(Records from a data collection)

****************

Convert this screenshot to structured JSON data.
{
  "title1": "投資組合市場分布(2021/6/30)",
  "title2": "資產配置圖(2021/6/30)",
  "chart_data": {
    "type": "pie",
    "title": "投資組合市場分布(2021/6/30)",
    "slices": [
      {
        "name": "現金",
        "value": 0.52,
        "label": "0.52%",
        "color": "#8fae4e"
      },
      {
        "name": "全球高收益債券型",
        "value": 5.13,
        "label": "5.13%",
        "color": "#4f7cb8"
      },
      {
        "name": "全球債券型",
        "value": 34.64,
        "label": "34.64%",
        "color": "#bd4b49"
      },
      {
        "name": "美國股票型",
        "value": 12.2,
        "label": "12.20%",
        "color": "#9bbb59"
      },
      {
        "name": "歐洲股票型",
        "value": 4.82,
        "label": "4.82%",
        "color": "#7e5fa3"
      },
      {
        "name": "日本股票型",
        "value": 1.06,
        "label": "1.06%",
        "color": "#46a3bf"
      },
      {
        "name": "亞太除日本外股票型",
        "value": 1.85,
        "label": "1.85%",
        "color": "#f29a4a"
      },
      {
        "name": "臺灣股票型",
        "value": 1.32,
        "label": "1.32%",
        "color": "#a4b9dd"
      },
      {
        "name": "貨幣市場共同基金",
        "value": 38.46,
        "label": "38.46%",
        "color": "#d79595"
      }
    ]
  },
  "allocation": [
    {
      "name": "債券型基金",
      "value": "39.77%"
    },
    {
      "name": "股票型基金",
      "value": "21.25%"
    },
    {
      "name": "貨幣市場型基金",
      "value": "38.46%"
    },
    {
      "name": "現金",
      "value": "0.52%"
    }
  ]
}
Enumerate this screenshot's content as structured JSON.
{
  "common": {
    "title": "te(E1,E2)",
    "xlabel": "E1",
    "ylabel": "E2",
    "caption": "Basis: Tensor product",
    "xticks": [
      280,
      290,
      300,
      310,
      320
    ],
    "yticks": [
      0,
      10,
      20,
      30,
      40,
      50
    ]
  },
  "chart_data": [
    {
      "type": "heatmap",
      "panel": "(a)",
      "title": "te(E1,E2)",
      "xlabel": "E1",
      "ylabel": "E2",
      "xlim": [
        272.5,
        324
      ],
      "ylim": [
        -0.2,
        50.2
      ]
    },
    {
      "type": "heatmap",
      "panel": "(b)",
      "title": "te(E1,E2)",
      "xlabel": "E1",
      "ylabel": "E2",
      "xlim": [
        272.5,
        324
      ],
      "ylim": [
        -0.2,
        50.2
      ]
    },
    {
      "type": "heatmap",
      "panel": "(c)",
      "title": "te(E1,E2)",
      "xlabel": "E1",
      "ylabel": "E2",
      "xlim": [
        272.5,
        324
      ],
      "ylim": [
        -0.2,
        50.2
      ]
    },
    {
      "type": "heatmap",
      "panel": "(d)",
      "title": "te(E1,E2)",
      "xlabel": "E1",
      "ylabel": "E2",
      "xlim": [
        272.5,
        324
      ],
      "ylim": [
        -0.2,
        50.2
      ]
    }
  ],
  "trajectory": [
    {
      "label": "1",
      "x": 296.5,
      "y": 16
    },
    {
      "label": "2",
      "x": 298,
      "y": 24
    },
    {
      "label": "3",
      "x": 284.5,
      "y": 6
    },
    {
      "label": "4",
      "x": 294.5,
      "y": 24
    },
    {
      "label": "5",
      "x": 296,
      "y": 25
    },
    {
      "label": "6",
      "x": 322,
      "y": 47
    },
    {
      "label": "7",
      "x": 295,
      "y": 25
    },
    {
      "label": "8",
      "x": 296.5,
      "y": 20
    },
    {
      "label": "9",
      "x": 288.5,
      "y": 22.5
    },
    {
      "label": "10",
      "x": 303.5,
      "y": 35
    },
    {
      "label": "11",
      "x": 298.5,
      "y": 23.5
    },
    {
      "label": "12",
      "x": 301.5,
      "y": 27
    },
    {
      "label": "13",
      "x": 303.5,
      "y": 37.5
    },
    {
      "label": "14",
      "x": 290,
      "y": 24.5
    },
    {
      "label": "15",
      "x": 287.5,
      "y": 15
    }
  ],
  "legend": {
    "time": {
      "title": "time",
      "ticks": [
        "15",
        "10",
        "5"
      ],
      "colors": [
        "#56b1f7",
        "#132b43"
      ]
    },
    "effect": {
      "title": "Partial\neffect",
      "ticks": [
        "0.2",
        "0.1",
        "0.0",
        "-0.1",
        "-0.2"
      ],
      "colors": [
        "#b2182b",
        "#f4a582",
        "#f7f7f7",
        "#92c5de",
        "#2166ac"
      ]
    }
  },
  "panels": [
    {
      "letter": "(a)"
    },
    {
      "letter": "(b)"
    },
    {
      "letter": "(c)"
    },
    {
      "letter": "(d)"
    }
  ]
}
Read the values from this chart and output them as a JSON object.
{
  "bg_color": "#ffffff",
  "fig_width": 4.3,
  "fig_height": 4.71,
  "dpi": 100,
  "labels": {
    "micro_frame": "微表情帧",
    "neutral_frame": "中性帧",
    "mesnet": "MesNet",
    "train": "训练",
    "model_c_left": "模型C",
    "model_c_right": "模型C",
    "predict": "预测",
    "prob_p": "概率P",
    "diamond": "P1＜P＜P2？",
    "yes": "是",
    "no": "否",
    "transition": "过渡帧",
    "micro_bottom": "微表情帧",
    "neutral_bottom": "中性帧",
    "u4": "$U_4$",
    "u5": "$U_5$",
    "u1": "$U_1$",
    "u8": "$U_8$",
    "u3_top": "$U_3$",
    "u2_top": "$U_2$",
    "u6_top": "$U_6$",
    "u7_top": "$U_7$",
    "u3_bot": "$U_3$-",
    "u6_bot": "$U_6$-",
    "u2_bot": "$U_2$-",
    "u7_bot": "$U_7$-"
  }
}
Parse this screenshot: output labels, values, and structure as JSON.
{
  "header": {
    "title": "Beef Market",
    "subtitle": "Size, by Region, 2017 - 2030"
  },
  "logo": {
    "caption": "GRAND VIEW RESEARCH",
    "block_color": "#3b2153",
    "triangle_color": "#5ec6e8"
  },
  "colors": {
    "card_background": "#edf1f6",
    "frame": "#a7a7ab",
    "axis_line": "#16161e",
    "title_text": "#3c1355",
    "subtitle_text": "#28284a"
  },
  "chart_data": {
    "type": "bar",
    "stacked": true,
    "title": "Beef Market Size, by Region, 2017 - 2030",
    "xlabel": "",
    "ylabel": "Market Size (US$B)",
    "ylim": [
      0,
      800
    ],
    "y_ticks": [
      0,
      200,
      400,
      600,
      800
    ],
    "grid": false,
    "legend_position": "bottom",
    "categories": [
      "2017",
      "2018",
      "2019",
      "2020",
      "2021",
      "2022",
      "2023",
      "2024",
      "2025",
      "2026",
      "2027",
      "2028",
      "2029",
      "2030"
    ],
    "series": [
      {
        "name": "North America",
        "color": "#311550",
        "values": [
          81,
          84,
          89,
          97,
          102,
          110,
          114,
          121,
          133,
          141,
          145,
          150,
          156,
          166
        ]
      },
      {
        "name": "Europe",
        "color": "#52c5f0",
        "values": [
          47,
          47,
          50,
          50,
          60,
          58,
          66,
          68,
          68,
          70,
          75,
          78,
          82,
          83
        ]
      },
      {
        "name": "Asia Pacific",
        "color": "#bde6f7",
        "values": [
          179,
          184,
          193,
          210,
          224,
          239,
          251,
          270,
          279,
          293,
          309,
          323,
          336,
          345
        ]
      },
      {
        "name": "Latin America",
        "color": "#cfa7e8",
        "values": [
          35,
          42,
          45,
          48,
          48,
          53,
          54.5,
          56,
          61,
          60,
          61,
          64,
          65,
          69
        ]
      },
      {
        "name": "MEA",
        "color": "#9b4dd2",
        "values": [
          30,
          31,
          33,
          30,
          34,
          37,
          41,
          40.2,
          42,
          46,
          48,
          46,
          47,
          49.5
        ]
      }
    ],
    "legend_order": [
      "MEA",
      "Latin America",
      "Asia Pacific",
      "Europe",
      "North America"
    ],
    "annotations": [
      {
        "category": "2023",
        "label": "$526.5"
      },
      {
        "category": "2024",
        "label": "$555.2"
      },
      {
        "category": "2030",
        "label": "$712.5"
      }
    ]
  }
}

****************

Exercise details: Within the listing above, work out how many lines contain the string "JSON", and reply with that number only.

Result of this exercise: 4